(Given request)
Repeat each entry word for word. Leave any images out of the copy.

▼

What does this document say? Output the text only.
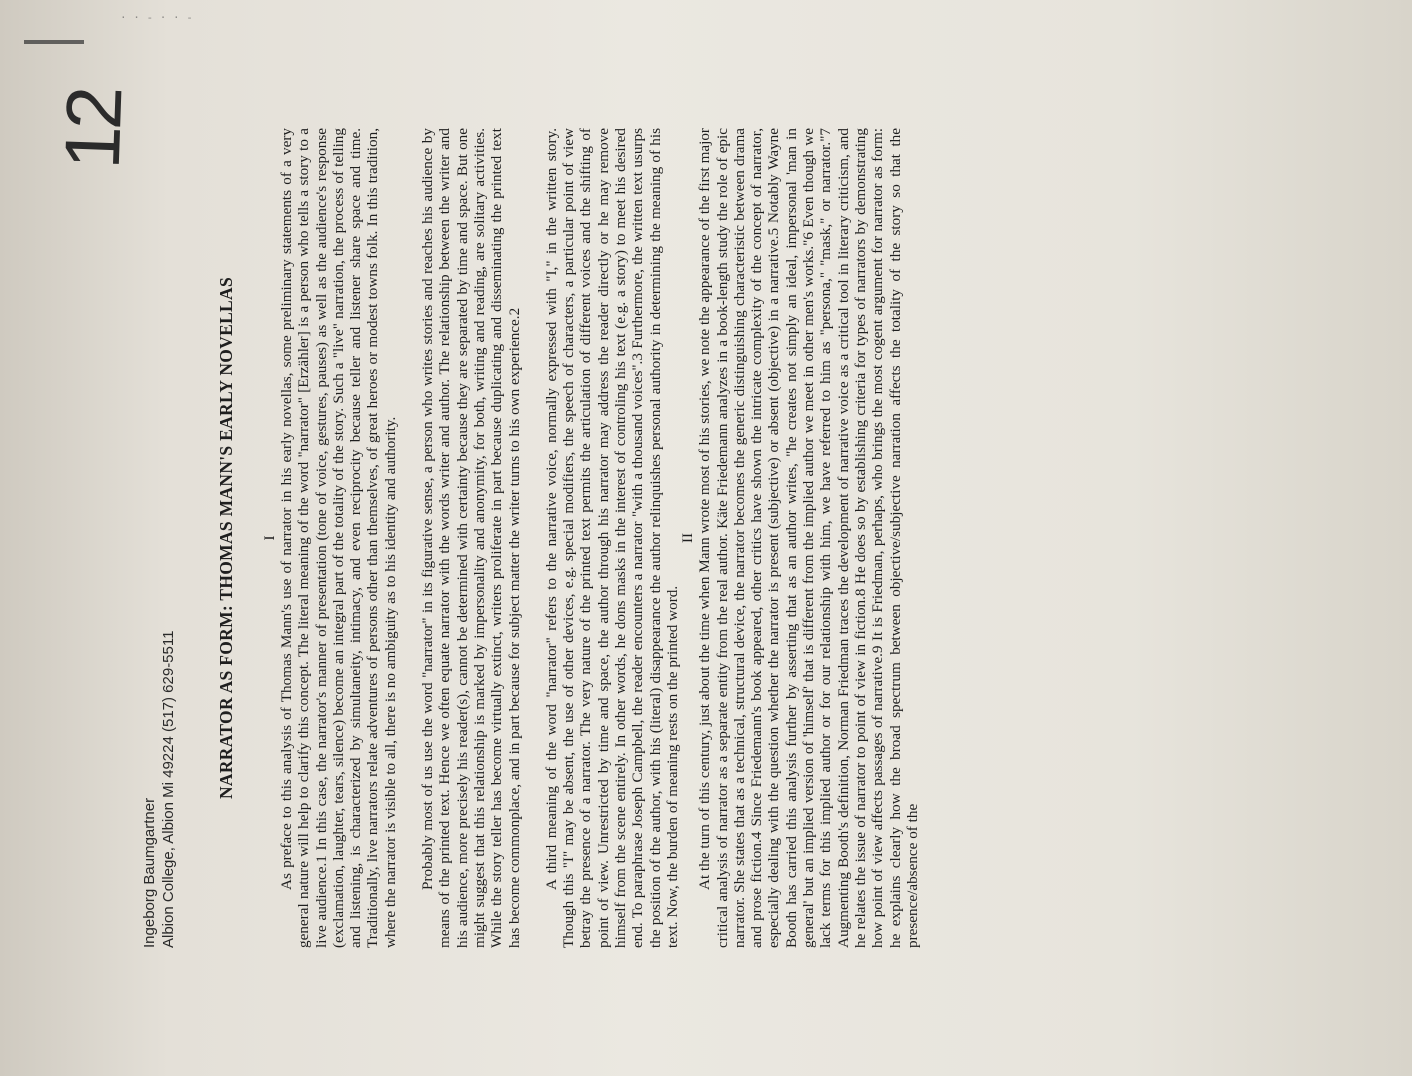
· · - · · -
12
Ingeborg Baumgartner Albion College, Albion Mi 49224 (517) 629-5511 NARRATOR AS FORM: THOMAS MANN'S EARLY NOVELLAS I As preface to this analysis of Thomas Mann's use of narrator in his early novellas, some preliminary statements of a very general nature will help to clarify this concept. The literal meaning of the word "narrator" [Erzähler] is a person who tells a story to a live audience.1 In this case, the narrator's manner of presentation (tone of voice, gestures, pauses) as well as the audience's response (exclamation, laughter, tears, silence) become an integral part of the totality of the story. Such a "live" narration, the process of telling and listening, is characterized by simultaneity, intimacy, and even reciprocity because teller and listener share space and time. Traditionally, live narrators relate adventures of persons other than themselves, of great heroes or modest towns folk. In this tradition, where the narrator is visible to all, there is no ambiguity as to his identity and authority. Probably most of us use the word "narrator" in its figurative sense, a person who writes stories and reaches his audience by means of the printed text. Hence we often equate narrator with the words writer and author. The relationship between the writer and his audience, more precisely his reader(s), cannot be determined with certainty because they are separated by time and space. But one might suggest that this relationship is marked by impersonality and anonymity, for both, writing and reading, are solitary activities. While the story teller has become virtually extinct, writers proliferate in part because duplicating and disseminating the printed text has become commonplace, and in part because for subject matter the writer turns to his own experience.2 A third meaning of the word "narrator" refers to the narrative voice, normally expressed with "I," in the written story. Though this "I" may be absent, the use of other devices, e.g. special modifiers, the speech of characters, a particular point of view betray the presence of a narrator. The very nature of the printed text permits the articulation of different voices and the shifting of point of view. Unrestricted by time and space, the author through his narrator may address the reader directly or he may remove himself from the scene entirely. In other words, he dons masks in the interest of controling his text (e.g. a story) to meet his desired end. To paraphrase Joseph Campbell, the reader encounters a narrator "with a thousand voices".3 Furthermore, the written text usurps the position of the author, with his (literal) disappearance the author relinquishes personal authority in determining the meaning of his text. Now, the burden of meaning rests on the printed word.

II At the turn of this century, just about the time when Mann wrote most of his stories, we note the appearance of the first major critical analysis of narrator as a separate entity from the real author. Käte Friedemann analyzes in a book-length study the role of epic narrator. She states that as a technical, structural device, the narrator becomes the generic distinguishing characteristic between drama and prose fiction.4 Since Friedemann's book appeared, other critics have shown the intricate complexity of the concept of narrator, especially dealing with the question whether the narrator is present (subjective) or absent (objective) in a narrative.5 Notably Wayne Booth has carried this analysis further by asserting that as an author writes, "he creates not simply an ideal, impersonal 'man in general' but an implied version of 'himself' that is different from the implied author we meet in other men's works."6 Even though we lack terms for this implied author or for our relationship with him, we have referred to him as "persona," "mask," or narrator."7 Augmenting Booth's definition, Norman Friedman traces the development of narrative voice as a critical tool in literary criticism, and he relates the issue of narrator to point of view in fiction.8 He does so by establishing criteria for types of narrators by demonstrating how point of view affects passages of narrative.9 It is Friedman, perhaps, who brings the most cogent argument for narrator as form: he explains clearly how the broad spectrum between objective/subjective narration affects the totality of the story so that the presence/absence of the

▲

(Solution)
What does this document say? Output the text only.
· · - · · -
12
Ingeborg Baumgartner Albion College, Albion Mi 49224 (517) 629-5511 NARRATOR AS FORM: THOMAS MANN'S EARLY NOVELLAS I As preface to this analysis of Thomas Mann's use of narrator in his early novellas, some preliminary statements of a very general nature will help to clarify this concept. The literal meaning of the word "narrator" [Erzähler] is a person who tells a story to a live audience.1 In this case, the narrator's manner of presentation (tone of voice, gestures, pauses) as well as the audience's response (exclamation, laughter, tears, silence) become an integral part of the totality of the story. Such a "live" narration, the process of telling and listening, is characterized by simultaneity, intimacy, and even reciprocity because teller and listener share space and time. Traditionally, live narrators relate adventures of persons other than themselves, of great heroes or modest towns folk. In this tradition, where the narrator is visible to all, there is no ambiguity as to his identity and authority. Probably most of us use the word "narrator" in its figurative sense, a person who writes stories and reaches his audience by means of the printed text. Hence we often equate narrator with the words writer and author. The relationship between the writer and his audience, more precisely his reader(s), cannot be determined with certainty because they are separated by time and space. But one might suggest that this relationship is marked by impersonality and anonymity, for both, writing and reading, are solitary activities. While the story teller has become virtually extinct, writers proliferate in part because duplicating and disseminating the printed text has become commonplace, and in part because for subject matter the writer turns to his own experience.2 A third meaning of the word "narrator" refers to the narrative voice, normally expressed with "I," in the written story. Though this "I" may be absent, the use of other devices, e.g. special modifiers, the speech of characters, a particular point of view betray the presence of a narrator. The very nature of the printed text permits the articulation of different voices and the shifting of point of view. Unrestricted by time and space, the author through his narrator may address the reader directly or he may remove himself from the scene entirely. In other words, he dons masks in the interest of controling his text (e.g. a story) to meet his desired end. To paraphrase Joseph Campbell, the reader encounters a narrator "with a thousand voices".3 Furthermore, the written text usurps the position of the author, with his (literal) disappearance the author relinquishes personal authority in determining the meaning of his text. Now, the burden of meaning rests on the printed word.

II At the turn of this century, just about the time when Mann wrote most of his stories, we note the appearance of the first major critical analysis of narrator as a separate entity from the real author. Käte Friedemann analyzes in a book-length study the role of epic narrator. She states that as a technical, structural device, the narrator becomes the generic distinguishing characteristic between drama and prose fiction.4 Since Friedemann's book appeared, other critics have shown the intricate complexity of the concept of narrator, especially dealing with the question whether the narrator is present (subjective) or absent (objective) in a narrative.5 Notably Wayne Booth has carried this analysis further by asserting that as an author writes, "he creates not simply an ideal, impersonal 'man in general' but an implied version of 'himself' that is different from the implied author we meet in other men's works."6 Even though we lack terms for this implied author or for our relationship with him, we have referred to him as "persona," "mask," or narrator."7 Augmenting Booth's definition, Norman Friedman traces the development of narrative voice as a critical tool in literary criticism, and he relates the issue of narrator to point of view in fiction.8 He does so by establishing criteria for types of narrators by demonstrating how point of view affects passages of narrative.9 It is Friedman, perhaps, who brings the most cogent argument for narrator as form: he explains clearly how the broad spectrum between objective/subjective narration affects the totality of the story so that the presence/absence of the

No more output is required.